### Given passage
================

Henry Townsend
Henry 'Mule' Townsend (27 October 1909, Shelby, Mississippi – 25 September 2006, Mequon, Wisconsin) was an American blues singer, guitarist and pianist.
Townsend was born in Shelby, Mississippi and grew up in Cairo, Illinois. He left home at the age of nine because of an abusive father and hoboed his way to St. Louis, Missouri. He learned guitar while in his early teens from a locally renowned blues guitarist known as "Dudlow Joe".
By the late 1920s he had begun touring and recording with pianist Walter Davis, and had acquired the nickname "Mule" because he was sturdy in both physique and character. In St. Louis, he worked with some of the early blues pioneers, including J.D. Short.
Townsend was one of the only artists known to have recorded in every decade for the last 80 years. He has recorded on several different labels including Columbia and Folkways Records. He first recorded in 1929 and remained active up to 2006. By the mid 1990s, Townsend and his one-time collaborator Yank Rachell were the only active blues artists whose performing lives stretched back to the 1920s.
Articulate and self-aware with an excellent memory, Townsend gave many invaluable interviews to Blues enthusiasts and scholars. Paul Oliver recorded him in 1960 and quoted him extensively in his 1967 work Conversations with the Blues. Thirty years later, Bill Greensmith edited thirty hours of taped interviews with Henry to produce a full autobiography, giving a vivid history of the Blues scene in St Louis and East St Louis in its prime.

================

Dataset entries
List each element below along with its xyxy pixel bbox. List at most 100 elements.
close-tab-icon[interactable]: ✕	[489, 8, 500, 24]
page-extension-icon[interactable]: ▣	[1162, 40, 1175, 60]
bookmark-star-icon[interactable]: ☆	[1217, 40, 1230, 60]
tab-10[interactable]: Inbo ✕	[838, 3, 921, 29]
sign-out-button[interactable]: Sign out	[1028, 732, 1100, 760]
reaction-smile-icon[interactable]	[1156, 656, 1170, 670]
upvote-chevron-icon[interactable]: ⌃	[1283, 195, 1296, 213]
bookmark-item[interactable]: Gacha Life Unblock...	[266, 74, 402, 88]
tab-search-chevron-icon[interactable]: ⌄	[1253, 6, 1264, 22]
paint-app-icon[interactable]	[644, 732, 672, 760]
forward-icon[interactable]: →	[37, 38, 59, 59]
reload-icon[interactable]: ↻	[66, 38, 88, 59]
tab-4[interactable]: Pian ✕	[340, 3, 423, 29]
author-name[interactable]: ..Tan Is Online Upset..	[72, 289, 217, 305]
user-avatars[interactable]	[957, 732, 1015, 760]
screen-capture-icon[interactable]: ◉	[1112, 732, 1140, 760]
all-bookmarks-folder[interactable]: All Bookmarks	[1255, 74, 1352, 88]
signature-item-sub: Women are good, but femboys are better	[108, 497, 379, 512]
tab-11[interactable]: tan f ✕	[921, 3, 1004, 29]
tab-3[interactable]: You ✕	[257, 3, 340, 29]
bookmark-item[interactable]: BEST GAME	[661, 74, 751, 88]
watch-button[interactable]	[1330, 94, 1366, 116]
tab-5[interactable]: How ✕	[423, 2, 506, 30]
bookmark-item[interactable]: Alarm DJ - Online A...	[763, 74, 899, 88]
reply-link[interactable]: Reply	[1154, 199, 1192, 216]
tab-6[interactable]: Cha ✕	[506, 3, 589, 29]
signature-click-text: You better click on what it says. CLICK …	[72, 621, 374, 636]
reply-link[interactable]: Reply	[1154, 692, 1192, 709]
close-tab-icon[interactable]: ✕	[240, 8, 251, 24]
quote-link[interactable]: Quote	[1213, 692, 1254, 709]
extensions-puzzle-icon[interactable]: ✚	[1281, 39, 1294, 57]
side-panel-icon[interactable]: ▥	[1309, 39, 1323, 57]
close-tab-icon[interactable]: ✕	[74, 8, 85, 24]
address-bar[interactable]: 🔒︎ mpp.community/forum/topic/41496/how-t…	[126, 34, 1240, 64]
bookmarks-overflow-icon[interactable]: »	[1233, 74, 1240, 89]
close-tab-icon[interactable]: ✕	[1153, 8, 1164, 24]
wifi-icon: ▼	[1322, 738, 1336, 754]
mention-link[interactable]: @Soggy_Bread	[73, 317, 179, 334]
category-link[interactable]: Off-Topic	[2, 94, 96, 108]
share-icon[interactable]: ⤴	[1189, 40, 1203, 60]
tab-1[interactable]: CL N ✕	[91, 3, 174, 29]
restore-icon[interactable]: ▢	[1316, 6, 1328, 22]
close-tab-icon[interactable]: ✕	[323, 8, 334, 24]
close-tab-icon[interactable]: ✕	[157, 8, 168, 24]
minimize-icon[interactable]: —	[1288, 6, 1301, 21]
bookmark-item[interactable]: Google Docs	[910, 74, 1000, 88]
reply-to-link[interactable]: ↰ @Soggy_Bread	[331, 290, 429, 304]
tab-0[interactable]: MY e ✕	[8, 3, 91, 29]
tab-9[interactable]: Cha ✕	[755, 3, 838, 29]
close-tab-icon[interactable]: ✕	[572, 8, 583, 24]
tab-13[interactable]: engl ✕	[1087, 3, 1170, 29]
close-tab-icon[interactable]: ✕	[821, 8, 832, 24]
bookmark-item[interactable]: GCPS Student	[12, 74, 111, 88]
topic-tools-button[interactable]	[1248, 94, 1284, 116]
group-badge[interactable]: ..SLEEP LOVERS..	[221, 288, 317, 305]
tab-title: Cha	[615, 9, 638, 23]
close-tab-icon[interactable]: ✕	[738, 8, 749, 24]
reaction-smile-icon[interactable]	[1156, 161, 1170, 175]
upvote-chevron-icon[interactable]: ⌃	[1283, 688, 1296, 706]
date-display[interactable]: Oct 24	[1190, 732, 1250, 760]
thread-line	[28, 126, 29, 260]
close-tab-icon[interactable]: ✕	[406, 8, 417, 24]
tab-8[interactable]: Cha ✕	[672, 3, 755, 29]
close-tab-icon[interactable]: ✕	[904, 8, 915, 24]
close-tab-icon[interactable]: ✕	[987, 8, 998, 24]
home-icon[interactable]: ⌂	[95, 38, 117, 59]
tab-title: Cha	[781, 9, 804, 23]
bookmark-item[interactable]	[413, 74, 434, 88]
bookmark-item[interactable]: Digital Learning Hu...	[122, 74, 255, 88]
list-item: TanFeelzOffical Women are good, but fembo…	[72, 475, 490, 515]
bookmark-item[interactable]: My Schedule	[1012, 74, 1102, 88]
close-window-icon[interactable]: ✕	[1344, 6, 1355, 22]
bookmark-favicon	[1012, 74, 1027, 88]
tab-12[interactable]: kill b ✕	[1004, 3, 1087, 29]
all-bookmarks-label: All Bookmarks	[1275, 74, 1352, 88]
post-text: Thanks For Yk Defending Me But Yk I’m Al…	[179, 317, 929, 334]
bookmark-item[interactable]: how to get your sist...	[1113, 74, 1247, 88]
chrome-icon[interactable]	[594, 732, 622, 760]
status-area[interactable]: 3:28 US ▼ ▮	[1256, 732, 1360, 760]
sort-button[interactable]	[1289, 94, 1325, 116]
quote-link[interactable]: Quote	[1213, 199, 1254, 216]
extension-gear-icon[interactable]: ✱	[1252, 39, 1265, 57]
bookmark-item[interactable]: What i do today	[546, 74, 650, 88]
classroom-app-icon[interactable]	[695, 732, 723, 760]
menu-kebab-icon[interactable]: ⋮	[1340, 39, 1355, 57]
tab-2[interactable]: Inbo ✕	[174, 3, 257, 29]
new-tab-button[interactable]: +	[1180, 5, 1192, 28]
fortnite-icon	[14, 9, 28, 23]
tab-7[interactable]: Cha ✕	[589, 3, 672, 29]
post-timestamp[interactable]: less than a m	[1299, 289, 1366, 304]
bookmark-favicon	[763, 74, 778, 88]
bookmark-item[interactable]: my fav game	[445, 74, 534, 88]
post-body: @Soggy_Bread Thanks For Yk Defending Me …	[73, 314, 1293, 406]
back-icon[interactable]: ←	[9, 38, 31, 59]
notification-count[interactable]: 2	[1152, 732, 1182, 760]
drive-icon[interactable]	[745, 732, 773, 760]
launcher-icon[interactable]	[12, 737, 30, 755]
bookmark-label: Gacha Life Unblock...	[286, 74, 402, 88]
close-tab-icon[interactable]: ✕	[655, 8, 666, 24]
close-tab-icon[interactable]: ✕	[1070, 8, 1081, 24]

================

### Tasks to complete
1. According to the Henry Townsend passage, who taught Townsend guitar in his early teens?
2. Using the Henry Townsend passage, explain how Townsend came to be called "Mule."
3. Pick up the Henry Townsend passage after its final sentence and continue it.

### Task-by-task answers
1. A locally renowned blues guitarist known as "Dudlow Joe" taught him.

2. He acquired the nickname "Mule" by the late 1920s because he was sturdy in both physique and character.

3.
In 1985 he received the National Heritage Fellowship in recognition of being a master artist. In 1995 he was inducted into the St. Louis Walk of Fame.
Townsend died, at the age of 96, on September 24, 2006, at St. Mary's Ozaukee Hospital, Mequon, Wisconsin, just hours after having been the first person to be presented with a 'key' in Grafton's Paramount Plaza Walk of Fame.
On December 4, 2009, Henry Townsend was added to the Mississippi Blues Trail.
On February 10, 2008 Henry Townsend received a Grammy Award at the 50th Annual Grammy Awards in the Best Traditional Blues Album category for his performances on Last of the Great Mississippi Delta Bluesmen: Live In Dallas released by The Blue Shoe Project.